*Exercise goal:* Print the entries below in their entirety, exactly as they are written.

*Information shown:*

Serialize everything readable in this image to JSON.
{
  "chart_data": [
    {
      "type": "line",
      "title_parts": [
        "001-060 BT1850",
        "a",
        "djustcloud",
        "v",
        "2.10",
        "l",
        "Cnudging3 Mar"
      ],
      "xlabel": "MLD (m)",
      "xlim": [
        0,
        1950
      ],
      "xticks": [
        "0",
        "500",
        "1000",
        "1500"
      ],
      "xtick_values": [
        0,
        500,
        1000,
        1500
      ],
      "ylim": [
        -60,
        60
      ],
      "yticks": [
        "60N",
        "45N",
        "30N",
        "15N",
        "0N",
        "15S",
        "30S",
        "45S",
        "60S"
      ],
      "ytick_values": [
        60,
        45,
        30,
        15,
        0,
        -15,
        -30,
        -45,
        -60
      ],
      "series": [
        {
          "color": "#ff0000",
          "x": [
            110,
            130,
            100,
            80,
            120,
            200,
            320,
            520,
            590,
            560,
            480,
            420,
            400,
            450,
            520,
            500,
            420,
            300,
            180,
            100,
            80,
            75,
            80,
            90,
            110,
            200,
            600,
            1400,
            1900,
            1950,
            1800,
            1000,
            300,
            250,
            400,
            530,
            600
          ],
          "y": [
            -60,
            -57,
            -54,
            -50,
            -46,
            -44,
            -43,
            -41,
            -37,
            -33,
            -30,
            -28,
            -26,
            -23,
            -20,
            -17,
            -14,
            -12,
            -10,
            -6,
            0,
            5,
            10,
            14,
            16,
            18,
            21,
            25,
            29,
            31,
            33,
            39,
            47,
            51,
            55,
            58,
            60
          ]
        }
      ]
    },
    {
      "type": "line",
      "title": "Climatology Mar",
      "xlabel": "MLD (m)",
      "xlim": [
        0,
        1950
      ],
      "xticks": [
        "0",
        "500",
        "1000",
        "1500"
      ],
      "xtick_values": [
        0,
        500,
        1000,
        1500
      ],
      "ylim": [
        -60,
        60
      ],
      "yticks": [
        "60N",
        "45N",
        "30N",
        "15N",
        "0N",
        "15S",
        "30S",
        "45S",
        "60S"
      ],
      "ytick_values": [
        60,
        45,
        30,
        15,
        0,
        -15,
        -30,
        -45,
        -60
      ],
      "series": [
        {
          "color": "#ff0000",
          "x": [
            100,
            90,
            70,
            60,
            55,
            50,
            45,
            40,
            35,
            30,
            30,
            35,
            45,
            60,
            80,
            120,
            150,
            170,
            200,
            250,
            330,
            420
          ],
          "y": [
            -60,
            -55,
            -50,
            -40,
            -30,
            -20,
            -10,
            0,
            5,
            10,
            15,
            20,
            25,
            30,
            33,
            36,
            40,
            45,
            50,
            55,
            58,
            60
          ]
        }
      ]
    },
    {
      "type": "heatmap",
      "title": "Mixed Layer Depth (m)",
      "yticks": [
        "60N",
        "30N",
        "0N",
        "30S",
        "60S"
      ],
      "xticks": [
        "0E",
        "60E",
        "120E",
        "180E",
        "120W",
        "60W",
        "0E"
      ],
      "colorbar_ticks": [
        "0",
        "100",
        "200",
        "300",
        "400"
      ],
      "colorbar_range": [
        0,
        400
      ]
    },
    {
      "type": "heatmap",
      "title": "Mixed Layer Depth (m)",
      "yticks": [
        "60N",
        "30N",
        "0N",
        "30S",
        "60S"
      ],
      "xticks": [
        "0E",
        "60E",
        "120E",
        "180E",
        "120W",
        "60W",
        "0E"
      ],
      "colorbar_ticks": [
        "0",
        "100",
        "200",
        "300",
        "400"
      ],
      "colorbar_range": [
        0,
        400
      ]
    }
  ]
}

*Solved problem:*
Serialize everything readable in this image to JSON.
{
  "chart_data": [
    {
      "type": "line",
      "title_parts": [
        "001-060 BT1850",
        "a",
        "djustcloud",
        "v",
        "2.10",
        "l",
        "Cnudging3 Mar"
      ],
      "xlabel": "MLD (m)",
      "xlim": [
        0,
        1950
      ],
      "xticks": [
        "0",
        "500",
        "1000",
        "1500"
      ],
      "xtick_values": [
        0,
        500,
        1000,
        1500
      ],
      "ylim": [
        -60,
        60
      ],
      "yticks": [
        "60N",
        "45N",
        "30N",
        "15N",
        "0N",
        "15S",
        "30S",
        "45S",
        "60S"
      ],
      "ytick_values": [
        60,
        45,
        30,
        15,
        0,
        -15,
        -30,
        -45,
        -60
      ],
      "series": [
        {
          "color": "#ff0000",
          "x": [
            110,
            130,
            100,
            80,
            120,
            200,
            320,
            520,
            590,
            560,
            480,
            420,
            400,
            450,
            520,
            500,
            420,
            300,
            180,
            100,
            80,
            75,
            80,
            90,
            110,
            200,
            600,
            1400,
            1900,
            1950,
            1800,
            1000,
            300,
            250,
            400,
            530,
            600
          ],
          "y": [
            -60,
            -57,
            -54,
            -50,
            -46,
            -44,
            -43,
            -41,
            -37,
            -33,
            -30,
            -28,
            -26,
            -23,
            -20,
            -17,
            -14,
            -12,
            -10,
            -6,
            0,
            5,
            10,
            14,
            16,
            18,
            21,
            25,
            29,
            31,
            33,
            39,
            47,
            51,
            55,
            58,
            60
          ]
        }
      ]
    },
    {
      "type": "line",
      "title": "Climatology Mar",
      "xlabel": "MLD (m)",
      "xlim": [
        0,
        1950
      ],
      "xticks": [
        "0",
        "500",
        "1000",
        "1500"
      ],
      "xtick_values": [
        0,
        500,
        1000,
        1500
      ],
      "ylim": [
        -60,
        60
      ],
      "yticks": [
        "60N",
        "45N",
        "30N",
        "15N",
        "0N",
        "15S",
        "30S",
        "45S",
        "60S"
      ],
      "ytick_values": [
        60,
        45,
        30,
        15,
        0,
        -15,
        -30,
        -45,
        -60
      ],
      "series": [
        {
          "color": "#ff0000",
          "x": [
            100,
            90,
            70,
            60,
            55,
            50,
            45,
            40,
            35,
            30,
            30,
            35,
            45,
            60,
            80,
            120,
            150,
            170,
            200,
            250,
            330,
            420
          ],
          "y": [
            -60,
            -55,
            -50,
            -40,
            -30,
            -20,
            -10,
            0,
            5,
            10,
            15,
            20,
            25,
            30,
            33,
            36,
            40,
            45,
            50,
            55,
            58,
            60
          ]
        }
      ]
    },
    {
      "type": "heatmap",
      "title": "Mixed Layer Depth (m)",
      "yticks": [
        "60N",
        "30N",
        "0N",
        "30S",
        "60S"
      ],
      "xticks": [
        "0E",
        "60E",
        "120E",
        "180E",
        "120W",
        "60W",
        "0E"
      ],
      "colorbar_ticks": [
        "0",
        "100",
        "200",
        "300",
        "400"
      ],
      "colorbar_range": [
        0,
        400
      ]
    },
    {
      "type": "heatmap",
      "title": "Mixed Layer Depth (m)",
      "yticks": [
        "60N",
        "30N",
        "0N",
        "30S",
        "60S"
      ],
      "xticks": [
        "0E",
        "60E",
        "120E",
        "180E",
        "120W",
        "60W",
        "0E"
      ],
      "colorbar_ticks": [
        "0",
        "100",
        "200",
        "300",
        "400"
      ],
      "colorbar_range": [
        0,
        400
      ]
    }
  ]
}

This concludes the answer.